Aim of the task:
Please give the listing again, word for word, with nothing left out.

Record excerpts:

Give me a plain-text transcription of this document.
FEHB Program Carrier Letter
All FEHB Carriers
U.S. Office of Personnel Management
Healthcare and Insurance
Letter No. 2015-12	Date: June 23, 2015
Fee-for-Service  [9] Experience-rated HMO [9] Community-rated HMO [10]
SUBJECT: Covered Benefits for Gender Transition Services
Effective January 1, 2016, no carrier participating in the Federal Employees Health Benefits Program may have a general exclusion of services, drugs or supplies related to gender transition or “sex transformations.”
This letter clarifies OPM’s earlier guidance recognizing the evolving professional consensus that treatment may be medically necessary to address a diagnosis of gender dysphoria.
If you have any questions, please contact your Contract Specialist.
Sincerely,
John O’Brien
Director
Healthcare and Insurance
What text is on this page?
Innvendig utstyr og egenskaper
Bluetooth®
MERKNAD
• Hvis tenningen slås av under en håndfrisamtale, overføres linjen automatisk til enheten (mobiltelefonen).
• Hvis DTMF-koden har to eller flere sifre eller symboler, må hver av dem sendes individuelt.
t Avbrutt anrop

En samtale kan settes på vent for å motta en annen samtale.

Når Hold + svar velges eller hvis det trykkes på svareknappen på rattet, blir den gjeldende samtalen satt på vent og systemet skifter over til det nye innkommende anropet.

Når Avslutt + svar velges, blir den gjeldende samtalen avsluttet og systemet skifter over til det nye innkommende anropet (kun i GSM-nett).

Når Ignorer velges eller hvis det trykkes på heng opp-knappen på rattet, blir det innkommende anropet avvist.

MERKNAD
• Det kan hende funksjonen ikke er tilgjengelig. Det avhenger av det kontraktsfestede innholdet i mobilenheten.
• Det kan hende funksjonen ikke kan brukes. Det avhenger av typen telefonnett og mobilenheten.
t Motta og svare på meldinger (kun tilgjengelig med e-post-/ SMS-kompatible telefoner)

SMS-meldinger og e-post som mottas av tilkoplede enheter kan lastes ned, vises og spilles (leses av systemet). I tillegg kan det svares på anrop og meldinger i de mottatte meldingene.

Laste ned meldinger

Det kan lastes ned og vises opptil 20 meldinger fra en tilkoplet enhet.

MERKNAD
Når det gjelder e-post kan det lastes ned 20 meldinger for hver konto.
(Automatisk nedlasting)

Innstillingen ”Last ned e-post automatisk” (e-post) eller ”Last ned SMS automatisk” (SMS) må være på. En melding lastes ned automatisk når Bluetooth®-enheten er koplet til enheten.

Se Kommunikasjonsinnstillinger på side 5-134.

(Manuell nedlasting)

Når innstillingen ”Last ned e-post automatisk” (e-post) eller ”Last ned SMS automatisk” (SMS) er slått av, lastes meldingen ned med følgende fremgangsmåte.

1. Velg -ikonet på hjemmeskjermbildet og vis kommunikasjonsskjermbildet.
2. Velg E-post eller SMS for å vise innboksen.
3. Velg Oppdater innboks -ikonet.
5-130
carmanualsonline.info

Solution for this problem:
Give me a plain-text transcription of this document.
FEHB Program Carrier Letter
All FEHB Carriers
U.S. Office of Personnel Management
Healthcare and Insurance
Letter No. 2015-12	Date: June 23, 2015
Fee-for-Service  [9] Experience-rated HMO [9] Community-rated HMO [10]
SUBJECT: Covered Benefits for Gender Transition Services
Effective January 1, 2016, no carrier participating in the Federal Employees Health Benefits Program may have a general exclusion of services, drugs or supplies related to gender transition or “sex transformations.”
This letter clarifies OPM’s earlier guidance recognizing the evolving professional consensus that treatment may be medically necessary to address a diagnosis of gender dysphoria.
If you have any questions, please contact your Contract Specialist.
Sincerely,
John O’Brien
Director
Healthcare and Insurance
What text is on this page?
Innvendig utstyr og egenskaper
Bluetooth®
MERKNAD
• Hvis tenningen slås av under en håndfrisamtale, overføres linjen automatisk til enheten (mobiltelefonen).
• Hvis DTMF-koden har to eller flere sifre eller symboler, må hver av dem sendes individuelt.
t Avbrutt anrop

En samtale kan settes på vent for å motta en annen samtale.

Når Hold + svar velges eller hvis det trykkes på svareknappen på rattet, blir den gjeldende samtalen satt på vent og systemet skifter over til det nye innkommende anropet.

Når Avslutt + svar velges, blir den gjeldende samtalen avsluttet og systemet skifter over til det nye innkommende anropet (kun i GSM-nett).

Når Ignorer velges eller hvis det trykkes på heng opp-knappen på rattet, blir det innkommende anropet avvist.

MERKNAD
• Det kan hende funksjonen ikke er tilgjengelig. Det avhenger av det kontraktsfestede innholdet i mobilenheten.
• Det kan hende funksjonen ikke kan brukes. Det avhenger av typen telefonnett og mobilenheten.
t Motta og svare på meldinger (kun tilgjengelig med e-post-/ SMS-kompatible telefoner)

SMS-meldinger og e-post som mottas av tilkoplede enheter kan lastes ned, vises og spilles (leses av systemet). I tillegg kan det svares på anrop og meldinger i de mottatte meldingene.

Laste ned meldinger

Det kan lastes ned og vises opptil 20 meldinger fra en tilkoplet enhet.

MERKNAD
Når det gjelder e-post kan det lastes ned 20 meldinger for hver konto.
(Automatisk nedlasting)

Innstillingen ”Last ned e-post automatisk” (e-post) eller ”Last ned SMS automatisk” (SMS) må være på. En melding lastes ned automatisk når Bluetooth®-enheten er koplet til enheten.

Se Kommunikasjonsinnstillinger på side 5-134.

(Manuell nedlasting)

Når innstillingen ”Last ned e-post automatisk” (e-post) eller ”Last ned SMS automatisk” (SMS) er slått av, lastes meldingen ned med følgende fremgangsmåte.

1. Velg -ikonet på hjemmeskjermbildet og vis kommunikasjonsskjermbildet.
2. Velg E-post eller SMS for å vise innboksen.
3. Velg Oppdater innboks -ikonet.
5-130
carmanualsonline.info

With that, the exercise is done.